→ YOUR INSTRUCTIONS
Reproduce the records below in their entirety, character for character.

→ TASK INPUTS
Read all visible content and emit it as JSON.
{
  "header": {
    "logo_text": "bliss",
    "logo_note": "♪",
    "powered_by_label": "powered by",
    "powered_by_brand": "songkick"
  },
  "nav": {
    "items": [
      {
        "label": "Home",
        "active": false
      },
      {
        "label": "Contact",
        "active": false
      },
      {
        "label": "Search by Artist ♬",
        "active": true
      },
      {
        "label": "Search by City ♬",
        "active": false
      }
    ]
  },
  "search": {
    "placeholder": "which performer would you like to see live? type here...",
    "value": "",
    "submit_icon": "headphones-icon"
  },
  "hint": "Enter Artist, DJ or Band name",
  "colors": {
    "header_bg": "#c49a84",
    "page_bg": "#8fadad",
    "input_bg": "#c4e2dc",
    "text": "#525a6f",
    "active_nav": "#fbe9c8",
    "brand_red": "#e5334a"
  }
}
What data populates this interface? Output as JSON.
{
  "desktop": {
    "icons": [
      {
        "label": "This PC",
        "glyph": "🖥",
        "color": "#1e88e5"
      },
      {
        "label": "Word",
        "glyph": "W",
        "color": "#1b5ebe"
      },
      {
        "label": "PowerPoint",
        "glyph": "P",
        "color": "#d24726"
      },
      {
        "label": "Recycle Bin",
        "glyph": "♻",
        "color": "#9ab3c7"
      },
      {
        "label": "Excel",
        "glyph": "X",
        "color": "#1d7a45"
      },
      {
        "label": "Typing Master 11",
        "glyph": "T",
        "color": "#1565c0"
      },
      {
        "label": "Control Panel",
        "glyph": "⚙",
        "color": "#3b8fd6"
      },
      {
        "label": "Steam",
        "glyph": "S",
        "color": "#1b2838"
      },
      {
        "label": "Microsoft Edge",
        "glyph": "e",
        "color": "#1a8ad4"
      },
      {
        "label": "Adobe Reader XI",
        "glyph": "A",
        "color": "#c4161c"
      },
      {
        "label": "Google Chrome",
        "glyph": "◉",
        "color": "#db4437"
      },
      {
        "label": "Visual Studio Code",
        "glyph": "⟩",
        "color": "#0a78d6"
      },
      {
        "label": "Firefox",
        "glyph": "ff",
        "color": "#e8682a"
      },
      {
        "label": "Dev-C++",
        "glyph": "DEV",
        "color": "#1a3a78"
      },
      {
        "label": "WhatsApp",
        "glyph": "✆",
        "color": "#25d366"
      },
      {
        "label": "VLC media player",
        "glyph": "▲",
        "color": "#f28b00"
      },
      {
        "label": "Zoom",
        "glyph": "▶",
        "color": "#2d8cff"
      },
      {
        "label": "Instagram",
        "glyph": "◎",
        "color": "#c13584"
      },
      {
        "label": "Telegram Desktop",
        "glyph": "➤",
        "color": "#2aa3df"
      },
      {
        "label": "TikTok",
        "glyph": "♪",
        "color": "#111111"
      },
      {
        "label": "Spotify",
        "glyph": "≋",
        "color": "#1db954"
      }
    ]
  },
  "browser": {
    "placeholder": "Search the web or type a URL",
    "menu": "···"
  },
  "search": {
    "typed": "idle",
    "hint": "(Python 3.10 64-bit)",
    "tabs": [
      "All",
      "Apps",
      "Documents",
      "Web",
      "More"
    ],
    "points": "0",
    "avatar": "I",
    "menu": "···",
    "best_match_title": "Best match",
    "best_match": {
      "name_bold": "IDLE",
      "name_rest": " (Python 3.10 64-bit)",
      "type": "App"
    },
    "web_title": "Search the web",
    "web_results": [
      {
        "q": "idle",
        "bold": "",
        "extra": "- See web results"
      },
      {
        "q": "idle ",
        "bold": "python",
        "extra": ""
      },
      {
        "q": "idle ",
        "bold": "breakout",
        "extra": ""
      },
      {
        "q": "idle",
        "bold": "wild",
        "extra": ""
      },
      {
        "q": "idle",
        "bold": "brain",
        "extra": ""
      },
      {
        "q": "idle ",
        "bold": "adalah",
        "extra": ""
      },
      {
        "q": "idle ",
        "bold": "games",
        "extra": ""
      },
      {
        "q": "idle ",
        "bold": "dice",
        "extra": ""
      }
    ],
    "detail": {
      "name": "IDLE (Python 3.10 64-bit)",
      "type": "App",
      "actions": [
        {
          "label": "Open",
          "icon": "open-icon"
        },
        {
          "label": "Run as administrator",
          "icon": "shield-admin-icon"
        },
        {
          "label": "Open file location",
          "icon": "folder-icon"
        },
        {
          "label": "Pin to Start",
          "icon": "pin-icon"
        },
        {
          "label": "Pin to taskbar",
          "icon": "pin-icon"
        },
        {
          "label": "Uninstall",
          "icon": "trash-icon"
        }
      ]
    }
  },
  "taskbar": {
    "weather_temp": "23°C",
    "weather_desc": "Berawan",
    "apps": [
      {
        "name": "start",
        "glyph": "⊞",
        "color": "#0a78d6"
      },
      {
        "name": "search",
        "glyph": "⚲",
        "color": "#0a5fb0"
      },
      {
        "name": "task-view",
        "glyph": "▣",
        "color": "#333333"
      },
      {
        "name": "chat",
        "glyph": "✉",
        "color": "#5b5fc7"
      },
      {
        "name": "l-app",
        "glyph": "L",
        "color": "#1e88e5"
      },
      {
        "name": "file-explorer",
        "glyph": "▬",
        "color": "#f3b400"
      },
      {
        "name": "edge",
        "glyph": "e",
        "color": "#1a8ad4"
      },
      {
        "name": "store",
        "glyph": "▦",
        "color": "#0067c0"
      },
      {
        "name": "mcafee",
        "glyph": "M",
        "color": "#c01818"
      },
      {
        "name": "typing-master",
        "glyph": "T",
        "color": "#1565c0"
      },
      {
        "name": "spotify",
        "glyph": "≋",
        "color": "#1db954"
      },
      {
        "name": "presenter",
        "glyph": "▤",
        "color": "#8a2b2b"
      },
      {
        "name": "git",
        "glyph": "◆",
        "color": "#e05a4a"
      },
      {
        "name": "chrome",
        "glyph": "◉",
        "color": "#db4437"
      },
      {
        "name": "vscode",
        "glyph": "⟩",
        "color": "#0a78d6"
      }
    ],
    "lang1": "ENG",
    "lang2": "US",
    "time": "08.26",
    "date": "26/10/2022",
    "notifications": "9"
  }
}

→ ANSWER TO THIS TASK
Read all visible content and emit it as JSON.
{
  "header": {
    "logo_text": "bliss",
    "logo_note": "♪",
    "powered_by_label": "powered by",
    "powered_by_brand": "songkick"
  },
  "nav": {
    "items": [
      {
        "label": "Home",
        "active": false
      },
      {
        "label": "Contact",
        "active": false
      },
      {
        "label": "Search by Artist ♬",
        "active": true
      },
      {
        "label": "Search by City ♬",
        "active": false
      }
    ]
  },
  "search": {
    "placeholder": "which performer would you like to see live? type here...",
    "value": "",
    "submit_icon": "headphones-icon"
  },
  "hint": "Enter Artist, DJ or Band name",
  "colors": {
    "header_bg": "#c49a84",
    "page_bg": "#8fadad",
    "input_bg": "#c4e2dc",
    "text": "#525a6f",
    "active_nav": "#fbe9c8",
    "brand_red": "#e5334a"
  }
}
What data populates this interface? Output as JSON.
{
  "desktop": {
    "icons": [
      {
        "label": "This PC",
        "glyph": "🖥",
        "color": "#1e88e5"
      },
      {
        "label": "Word",
        "glyph": "W",
        "color": "#1b5ebe"
      },
      {
        "label": "PowerPoint",
        "glyph": "P",
        "color": "#d24726"
      },
      {
        "label": "Recycle Bin",
        "glyph": "♻",
        "color": "#9ab3c7"
      },
      {
        "label": "Excel",
        "glyph": "X",
        "color": "#1d7a45"
      },
      {
        "label": "Typing Master 11",
        "glyph": "T",
        "color": "#1565c0"
      },
      {
        "label": "Control Panel",
        "glyph": "⚙",
        "color": "#3b8fd6"
      },
      {
        "label": "Steam",
        "glyph": "S",
        "color": "#1b2838"
      },
      {
        "label": "Microsoft Edge",
        "glyph": "e",
        "color": "#1a8ad4"
      },
      {
        "label": "Adobe Reader XI",
        "glyph": "A",
        "color": "#c4161c"
      },
      {
        "label": "Google Chrome",
        "glyph": "◉",
        "color": "#db4437"
      },
      {
        "label": "Visual Studio Code",
        "glyph": "⟩",
        "color": "#0a78d6"
      },
      {
        "label": "Firefox",
        "glyph": "ff",
        "color": "#e8682a"
      },
      {
        "label": "Dev-C++",
        "glyph": "DEV",
        "color": "#1a3a78"
      },
      {
        "label": "WhatsApp",
        "glyph": "✆",
        "color": "#25d366"
      },
      {
        "label": "VLC media player",
        "glyph": "▲",
        "color": "#f28b00"
      },
      {
        "label": "Zoom",
        "glyph": "▶",
        "color": "#2d8cff"
      },
      {
        "label": "Instagram",
        "glyph": "◎",
        "color": "#c13584"
      },
      {
        "label": "Telegram Desktop",
        "glyph": "➤",
        "color": "#2aa3df"
      },
      {
        "label": "TikTok",
        "glyph": "♪",
        "color": "#111111"
      },
      {
        "label": "Spotify",
        "glyph": "≋",
        "color": "#1db954"
      }
    ]
  },
  "browser": {
    "placeholder": "Search the web or type a URL",
    "menu": "···"
  },
  "search": {
    "typed": "idle",
    "hint": "(Python 3.10 64-bit)",
    "tabs": [
      "All",
      "Apps",
      "Documents",
      "Web",
      "More"
    ],
    "points": "0",
    "avatar": "I",
    "menu": "···",
    "best_match_title": "Best match",
    "best_match": {
      "name_bold": "IDLE",
      "name_rest": " (Python 3.10 64-bit)",
      "type": "App"
    },
    "web_title": "Search the web",
    "web_results": [
      {
        "q": "idle",
        "bold": "",
        "extra": "- See web results"
      },
      {
        "q": "idle ",
        "bold": "python",
        "extra": ""
      },
      {
        "q": "idle ",
        "bold": "breakout",
        "extra": ""
      },
      {
        "q": "idle",
        "bold": "wild",
        "extra": ""
      },
      {
        "q": "idle",
        "bold": "brain",
        "extra": ""
      },
      {
        "q": "idle ",
        "bold": "adalah",
        "extra": ""
      },
      {
        "q": "idle ",
        "bold": "games",
        "extra": ""
      },
      {
        "q": "idle ",
        "bold": "dice",
        "extra": ""
      }
    ],
    "detail": {
      "name": "IDLE (Python 3.10 64-bit)",
      "type": "App",
      "actions": [
        {
          "label": "Open",
          "icon": "open-icon"
        },
        {
          "label": "Run as administrator",
          "icon": "shield-admin-icon"
        },
        {
          "label": "Open file location",
          "icon": "folder-icon"
        },
        {
          "label": "Pin to Start",
          "icon": "pin-icon"
        },
        {
          "label": "Pin to taskbar",
          "icon": "pin-icon"
        },
        {
          "label": "Uninstall",
          "icon": "trash-icon"
        }
      ]
    }
  },
  "taskbar": {
    "weather_temp": "23°C",
    "weather_desc": "Berawan",
    "apps": [
      {
        "name": "start",
        "glyph": "⊞",
        "color": "#0a78d6"
      },
      {
        "name": "search",
        "glyph": "⚲",
        "color": "#0a5fb0"
      },
      {
        "name": "task-view",
        "glyph": "▣",
        "color": "#333333"
      },
      {
        "name": "chat",
        "glyph": "✉",
        "color": "#5b5fc7"
      },
      {
        "name": "l-app",
        "glyph": "L",
        "color": "#1e88e5"
      },
      {
        "name": "file-explorer",
        "glyph": "▬",
        "color": "#f3b400"
      },
      {
        "name": "edge",
        "glyph": "e",
        "color": "#1a8ad4"
      },
      {
        "name": "store",
        "glyph": "▦",
        "color": "#0067c0"
      },
      {
        "name": "mcafee",
        "glyph": "M",
        "color": "#c01818"
      },
      {
        "name": "typing-master",
        "glyph": "T",
        "color": "#1565c0"
      },
      {
        "name": "spotify",
        "glyph": "≋",
        "color": "#1db954"
      },
      {
        "name": "presenter",
        "glyph": "▤",
        "color": "#8a2b2b"
      },
      {
        "name": "git",
        "glyph": "◆",
        "color": "#e05a4a"
      },
      {
        "name": "chrome",
        "glyph": "◉",
        "color": "#db4437"
      },
      {
        "name": "vscode",
        "glyph": "⟩",
        "color": "#0a78d6"
      }
    ],
    "lang1": "ENG",
    "lang2": "US",
    "time": "08.26",
    "date": "26/10/2022",
    "notifications": "9"
  }
}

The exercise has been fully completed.